**Excerpt:**
....................

# Just ordered a new acoustic.



## Gary




----------



## surfspeck

Kool!


----------



## Gary

surfspeck said:


> Kool!


Thanks. These are incredible guitars that very few people know about. These are NOT factory built in China, but handmade in Canada. The last S6 I played at GC, I played it back to back to ~ $1500-$2000 Martins and Taylors and if I was blindfolded, I couldn't tell the difference. Except in my wallet.

This is a $400 guitar.


----------



## BullyARed

Didn't you buy that Yamaha 730s recently? Very soon you will have as many guitars as your fishing rods and still counting!


----------



## Gary

And RC planes, mountain bikes....


----------



## water turkey2

I go play in the acoustic room of the local Guitar Center and I love the Seagulls. Very rich sound and I like how light they are.


----------



## Raynard

Just bought an Entourage, fell in love with it at the store, have not set it down yet.


----------



## Law Dog

Nice!


----------



## Rawpower

Did your guitar come in yet? Post some pic's


----------



## Gary

Oh yea!


----------



## TranTheMan

Gary, all your fault. I am out of $400 for the same!


----------



## Rawpower

I saw one the other day at a Pawn shop but it had a small chip on the head stock. I didn't get it but maybe I should have. When I went back to try it out, it was gone. Oh well, I have my eye on a Taylor now.


----------



## Bass-Tracker

Gary said:


> Thanks. These are incredible guitars that very few people know about. These are NOT factory built in China, but handmade in Canada. The last S6 I played at GC, I played it back to back to ~ $1500-$2000 Martins and Taylors and if I was blindfolded, I couldn't tell the difference. Except in my wallet.

....................

**Information provided:**
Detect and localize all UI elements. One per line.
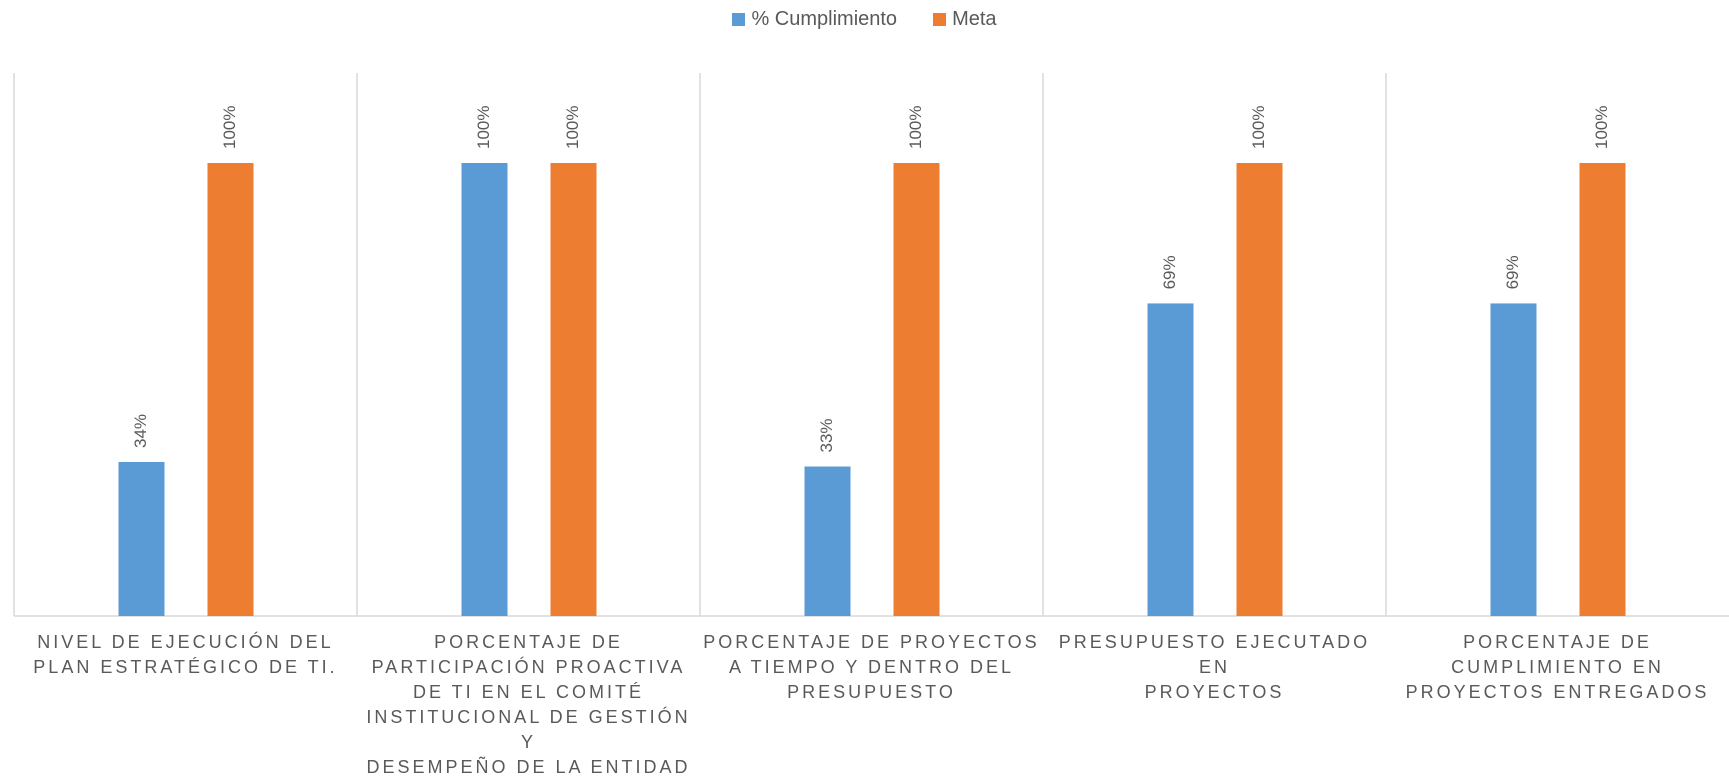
legend-item-cumplimiento: % Cumplimiento bbox=[732, 8, 897, 31]
bar-cumplimiento-1 bbox=[461, 163, 508, 616]
data-label-meta-1: 100% bbox=[563, 106, 582, 149]
category-label-line: NIVEL DE EJECUCIÓN DEL bbox=[37, 632, 334, 652]
category-label-line: PROYECTOS ENTREGADOS bbox=[1405, 682, 1710, 702]
bar-meta-4 bbox=[1579, 163, 1626, 616]
category-label-line: PRESUPUESTO EJECUTADO EN bbox=[1058, 632, 1371, 677]
category-label-line: PLAN ESTRATÉGICO DE TI. bbox=[33, 657, 338, 677]
bar-meta-2 bbox=[893, 163, 940, 616]
data-label-meta-3: 100% bbox=[1249, 106, 1268, 149]
legend-label-cumplimiento: % Cumplimiento bbox=[751, 8, 898, 30]
chart: % Cumplimiento Meta 34% 100% 33% 69% 69% 100%… bbox=[0, 8, 1729, 777]
bar-meta-0 bbox=[207, 163, 254, 616]
data-label-cumplimiento-0: 34% bbox=[131, 414, 150, 448]
bar-cumplimiento-3 bbox=[1147, 303, 1194, 616]
data-label-meta-4: 100% bbox=[1592, 106, 1611, 149]
bar-cumplimiento-4 bbox=[1490, 303, 1537, 616]
legend: % Cumplimiento Meta bbox=[0, 8, 1729, 31]
bar-cumplimiento-2 bbox=[804, 466, 851, 616]
data-label-cumplimiento-1: 100% bbox=[474, 106, 493, 149]
legend-item-meta: Meta bbox=[933, 8, 997, 31]
data-label-meta-2: 100% bbox=[906, 106, 925, 149]
plot-area: 34% 100% 33% 69% 69% 100% 100% 100% 100% 100% bbox=[13, 73, 1729, 617]
legend-label-meta: Meta bbox=[952, 8, 997, 30]
category-label-line: PROYECTOS bbox=[1144, 682, 1285, 702]
category-label-line: CUMPLIMIENTO EN bbox=[1451, 657, 1664, 677]
category-label-line: PORCENTAJE DE bbox=[1463, 632, 1652, 652]
legend-swatch-cumplimiento bbox=[732, 13, 746, 26]
data-label-meta-0: 100% bbox=[220, 106, 239, 149]
category-label-line: PORCENTAJE DE PROYECTOS bbox=[703, 632, 1040, 652]
category-label-line: INSTITUCIONAL DE GESTIÓN Y bbox=[366, 707, 691, 752]
category-label-2: PORCENTAJE DE PROYECTOS A TIEMPO Y DENTRO… bbox=[700, 630, 1043, 705]
bar-cumplimiento-0 bbox=[118, 461, 165, 616]
bar-meta-1 bbox=[550, 163, 597, 616]
data-label-cumplimiento-4: 69% bbox=[1503, 255, 1522, 289]
data-label-cumplimiento-2: 33% bbox=[817, 418, 836, 452]
category-label-0: NIVEL DE EJECUCIÓN DEL PLAN ESTRATÉGICO D… bbox=[14, 630, 357, 680]
legend-swatch-meta bbox=[933, 13, 947, 26]
category-label-line: A TIEMPO Y DENTRO DEL bbox=[728, 657, 1015, 677]
category-label-line: DESEMPEÑO DE LA ENTIDAD bbox=[366, 757, 691, 777]
category-label-line: PARTICIPACIÓN PROACTIVA bbox=[371, 657, 686, 677]
data-label-cumplimiento-3: 69% bbox=[1160, 255, 1179, 289]
bar-meta-3 bbox=[1236, 163, 1283, 616]
category-label-4: PORCENTAJE DE CUMPLIMIENTO EN PROYECTOS EN… bbox=[1386, 630, 1729, 705]
category-label-line: PRESUPUESTO bbox=[787, 682, 956, 702]
category-label-3: PRESUPUESTO EJECUTADO EN PROYECTOS bbox=[1043, 630, 1386, 705]
category-label-line: DE TI EN EL COMITÉ bbox=[412, 682, 645, 702]
category-label-line: PORCENTAJE DE bbox=[434, 632, 623, 652]
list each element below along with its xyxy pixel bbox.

....................

**Aim of the task:** Pick up the forum thread about Gary's new acoustic guitar after its final line, starting with Bass-Tracker's reply to the quoted post.

**Written answer:**
> 
> This is a $400 guitar.


Comparing Seagulls to Martins, Taylors or even Gibsons is like comparing apples to oranges.
Different skin, innards & origin.

In the last 10 years Martins, Taylors & Fenders have been cheapened up quite alot.
If it's older than 10 years you have a much better guitar.

I own a Martin HD28 (1969) & Martin DR (1997).
It's been said forever that all Acoustic guitars are compared to the Martin 28's in sound & the 28' are the most copied of all Acoustic guitars.
It still rings true regardless of how many new companies start up.
I'll keep my Martins.

.


----------



## BigBay420

Bass-Tracker said:


> Comparing Seagulls to Martins, Taylors or even Gibsons is like comparing apples to oranges.
> Different skin, innards & origin.
> 
> In the last 10 years Martins, Taylors & Fenders have been cheapened up quite alot.
> If it's older than 10 years you have a much better guitar.
> 
> I own a Martin HD28 (1969) & Martin DR (1997).
> It's been said forever that all Acoustic guitars are compared to the Martin 28's in sound & the 28' are the most copied of all Acoustic guitars.
> It still rings true regardless of how many new companies start up.
> I'll keep my Martins.
> 
> .


I don't know it's just something about a Taylor that makes me smile while playing.


----------



## pickn'fish

I bought a D35 in 1975. Kinda wish I had bought an HD28. But, Lord Almighty is it SWEET sounding. I love it. Bought a Taylor 810 Custom in 1988. Great sounding geetar and beautiful beyond description. Apples and oranges... sorta. Once owned a D18, also. Almost sold the Taylor but reconsidered and glad of it. But, I've decided I am basically a Martin man, the linchpin of acoustic guitars...


----------



## gigem87

Happy to find this thread. I have been researching to find a new acoustic guitar and landed on the Seagull Original S6. My situation is complicated by the fact that I am left handed. I have held right handed ones, and can halfway play them upside down. Just found a left handed one in town and will see it on Monday.

Not at Southpaw Guitars, but they did locate it for me.


----------



## OnedayScratch

Happy to find the thread as well. I am planning on a Taylor T5 as a retirement gift to myself but now I want to check out Seagull.

Maybe get now and save some change.


----------



## gigem87

Update - Just came from from Guitar Stringers in Pasadena with my new, left handed Seagull Original S6. I am in love with this guitar!

It was a "factory second", and the price was great. Just $250. See pictures below.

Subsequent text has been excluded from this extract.